• WORK ORDER:
Using the material below, write out every entry exactly.

------ DATA PROVIDED

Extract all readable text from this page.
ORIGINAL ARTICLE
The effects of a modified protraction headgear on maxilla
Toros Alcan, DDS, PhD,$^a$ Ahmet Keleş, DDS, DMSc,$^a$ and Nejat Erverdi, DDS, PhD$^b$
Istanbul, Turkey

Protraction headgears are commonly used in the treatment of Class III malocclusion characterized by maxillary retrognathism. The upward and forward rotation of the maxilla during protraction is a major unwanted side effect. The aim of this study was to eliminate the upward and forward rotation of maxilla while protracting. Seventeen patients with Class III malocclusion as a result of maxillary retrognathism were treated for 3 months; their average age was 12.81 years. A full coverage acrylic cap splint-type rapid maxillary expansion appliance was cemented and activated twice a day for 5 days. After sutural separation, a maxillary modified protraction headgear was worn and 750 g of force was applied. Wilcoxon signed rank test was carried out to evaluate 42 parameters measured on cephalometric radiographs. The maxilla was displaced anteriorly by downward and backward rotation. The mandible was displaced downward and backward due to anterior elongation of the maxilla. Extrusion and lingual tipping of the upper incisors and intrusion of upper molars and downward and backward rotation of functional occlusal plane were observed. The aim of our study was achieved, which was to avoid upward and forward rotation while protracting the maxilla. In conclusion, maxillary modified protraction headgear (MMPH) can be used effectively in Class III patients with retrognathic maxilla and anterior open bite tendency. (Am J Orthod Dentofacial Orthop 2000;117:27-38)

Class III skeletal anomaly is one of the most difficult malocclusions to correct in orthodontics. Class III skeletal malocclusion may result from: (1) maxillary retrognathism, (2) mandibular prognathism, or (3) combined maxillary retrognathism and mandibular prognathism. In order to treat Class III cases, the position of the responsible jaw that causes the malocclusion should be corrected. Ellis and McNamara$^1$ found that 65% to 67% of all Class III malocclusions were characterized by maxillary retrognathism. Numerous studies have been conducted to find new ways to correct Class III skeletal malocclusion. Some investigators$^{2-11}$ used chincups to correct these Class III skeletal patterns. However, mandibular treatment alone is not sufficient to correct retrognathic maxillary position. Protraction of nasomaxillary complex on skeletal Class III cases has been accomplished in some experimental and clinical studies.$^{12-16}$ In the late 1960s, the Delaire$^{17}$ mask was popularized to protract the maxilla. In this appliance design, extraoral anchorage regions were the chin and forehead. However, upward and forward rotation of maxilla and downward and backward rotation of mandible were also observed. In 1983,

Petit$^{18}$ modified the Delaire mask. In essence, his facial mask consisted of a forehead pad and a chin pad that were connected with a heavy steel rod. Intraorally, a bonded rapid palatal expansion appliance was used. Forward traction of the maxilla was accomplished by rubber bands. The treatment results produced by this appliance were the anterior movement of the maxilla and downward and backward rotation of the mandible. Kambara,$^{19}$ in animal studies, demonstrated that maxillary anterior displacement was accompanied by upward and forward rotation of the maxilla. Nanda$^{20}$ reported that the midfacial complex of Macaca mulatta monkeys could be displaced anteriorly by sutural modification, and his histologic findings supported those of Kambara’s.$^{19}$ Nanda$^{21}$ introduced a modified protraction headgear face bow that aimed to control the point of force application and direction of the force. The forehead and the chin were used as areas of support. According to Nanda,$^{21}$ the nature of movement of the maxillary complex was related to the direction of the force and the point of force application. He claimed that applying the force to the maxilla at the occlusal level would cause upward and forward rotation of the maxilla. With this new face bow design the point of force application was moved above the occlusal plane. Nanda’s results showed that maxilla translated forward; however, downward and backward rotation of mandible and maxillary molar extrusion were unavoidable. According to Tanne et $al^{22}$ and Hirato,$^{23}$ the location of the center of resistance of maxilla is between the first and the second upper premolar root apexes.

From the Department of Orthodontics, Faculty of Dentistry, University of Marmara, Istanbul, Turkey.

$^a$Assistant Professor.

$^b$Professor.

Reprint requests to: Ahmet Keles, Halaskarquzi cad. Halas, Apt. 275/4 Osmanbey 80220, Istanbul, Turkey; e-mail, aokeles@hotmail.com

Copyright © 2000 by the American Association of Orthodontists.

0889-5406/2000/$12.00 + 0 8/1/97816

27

------------

• REPLY TO THE TASK:
Extract all readable text from this page.
ORIGINAL ARTICLE
The effects of a modified protraction headgear on maxilla
Toros Alcan, DDS, PhD,$^a$ Ahmet Keleş, DDS, DMSc,$^a$ and Nejat Erverdi, DDS, PhD$^b$
Istanbul, Turkey

Protraction headgears are commonly used in the treatment of Class III malocclusion characterized by maxillary retrognathism. The upward and forward rotation of the maxilla during protraction is a major unwanted side effect. The aim of this study was to eliminate the upward and forward rotation of maxilla while protracting. Seventeen patients with Class III malocclusion as a result of maxillary retrognathism were treated for 3 months; their average age was 12.81 years. A full coverage acrylic cap splint-type rapid maxillary expansion appliance was cemented and activated twice a day for 5 days. After sutural separation, a maxillary modified protraction headgear was worn and 750 g of force was applied. Wilcoxon signed rank test was carried out to evaluate 42 parameters measured on cephalometric radiographs. The maxilla was displaced anteriorly by downward and backward rotation. The mandible was displaced downward and backward due to anterior elongation of the maxilla. Extrusion and lingual tipping of the upper incisors and intrusion of upper molars and downward and backward rotation of functional occlusal plane were observed. The aim of our study was achieved, which was to avoid upward and forward rotation while protracting the maxilla. In conclusion, maxillary modified protraction headgear (MMPH) can be used effectively in Class III patients with retrognathic maxilla and anterior open bite tendency. (Am J Orthod Dentofacial Orthop 2000;117:27-38)

Class III skeletal anomaly is one of the most difficult malocclusions to correct in orthodontics. Class III skeletal malocclusion may result from: (1) maxillary retrognathism, (2) mandibular prognathism, or (3) combined maxillary retrognathism and mandibular prognathism. In order to treat Class III cases, the position of the responsible jaw that causes the malocclusion should be corrected. Ellis and McNamara$^1$ found that 65% to 67% of all Class III malocclusions were characterized by maxillary retrognathism. Numerous studies have been conducted to find new ways to correct Class III skeletal malocclusion. Some investigators$^{2-11}$ used chincups to correct these Class III skeletal patterns. However, mandibular treatment alone is not sufficient to correct retrognathic maxillary position. Protraction of nasomaxillary complex on skeletal Class III cases has been accomplished in some experimental and clinical studies.$^{12-16}$ In the late 1960s, the Delaire$^{17}$ mask was popularized to protract the maxilla. In this appliance design, extraoral anchorage regions were the chin and forehead. However, upward and forward rotation of maxilla and downward and backward rotation of mandible were also observed. In 1983,

Petit$^{18}$ modified the Delaire mask. In essence, his facial mask consisted of a forehead pad and a chin pad that were connected with a heavy steel rod. Intraorally, a bonded rapid palatal expansion appliance was used. Forward traction of the maxilla was accomplished by rubber bands. The treatment results produced by this appliance were the anterior movement of the maxilla and downward and backward rotation of the mandible. Kambara,$^{19}$ in animal studies, demonstrated that maxillary anterior displacement was accompanied by upward and forward rotation of the maxilla. Nanda$^{20}$ reported that the midfacial complex of Macaca mulatta monkeys could be displaced anteriorly by sutural modification, and his histologic findings supported those of Kambara’s.$^{19}$ Nanda$^{21}$ introduced a modified protraction headgear face bow that aimed to control the point of force application and direction of the force. The forehead and the chin were used as areas of support. According to Nanda,$^{21}$ the nature of movement of the maxillary complex was related to the direction of the force and the point of force application. He claimed that applying the force to the maxilla at the occlusal level would cause upward and forward rotation of the maxilla. With this new face bow design the point of force application was moved above the occlusal plane. Nanda’s results showed that maxilla translated forward; however, downward and backward rotation of mandible and maxillary molar extrusion were unavoidable. According to Tanne et $al^{22}$ and Hirato,$^{23}$ the location of the center of resistance of maxilla is between the first and the second upper premolar root apexes.

From the Department of Orthodontics, Faculty of Dentistry, University of Marmara, Istanbul, Turkey.

$^a$Assistant Professor.

$^b$Professor.

Reprint requests to: Ahmet Keles, Halaskarquzi cad. Halas, Apt. 275/4 Osmanbey 80220, Istanbul, Turkey; e-mail, aokeles@hotmail.com

Copyright © 2000 by the American Association of Orthodontists.

0889-5406/2000/$12.00 + 0 8/1/97816

27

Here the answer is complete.